▶ **Task description**: Go through the lines below. Copy those with "place".

▶ **Listed entries**:
--- begin ---

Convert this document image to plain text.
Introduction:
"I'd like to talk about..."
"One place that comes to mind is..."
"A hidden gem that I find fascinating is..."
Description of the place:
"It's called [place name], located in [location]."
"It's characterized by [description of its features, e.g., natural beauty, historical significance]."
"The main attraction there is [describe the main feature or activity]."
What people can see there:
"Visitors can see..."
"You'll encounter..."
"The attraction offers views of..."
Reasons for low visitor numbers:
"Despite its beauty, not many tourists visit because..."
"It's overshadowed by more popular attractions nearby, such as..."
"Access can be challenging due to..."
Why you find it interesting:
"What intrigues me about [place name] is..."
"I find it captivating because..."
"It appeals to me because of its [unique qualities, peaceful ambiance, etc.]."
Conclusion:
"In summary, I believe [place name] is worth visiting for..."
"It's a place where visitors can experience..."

--- end ---

▶ **Worked answer**:
"One place that comes to mind is..."
Description of the place:
"It's called [place name], located in [location]."
"What intrigues me about [place name] is..."
"In summary, I believe [place name] is worth visiting for..."
"It's a place where visitors can experience..."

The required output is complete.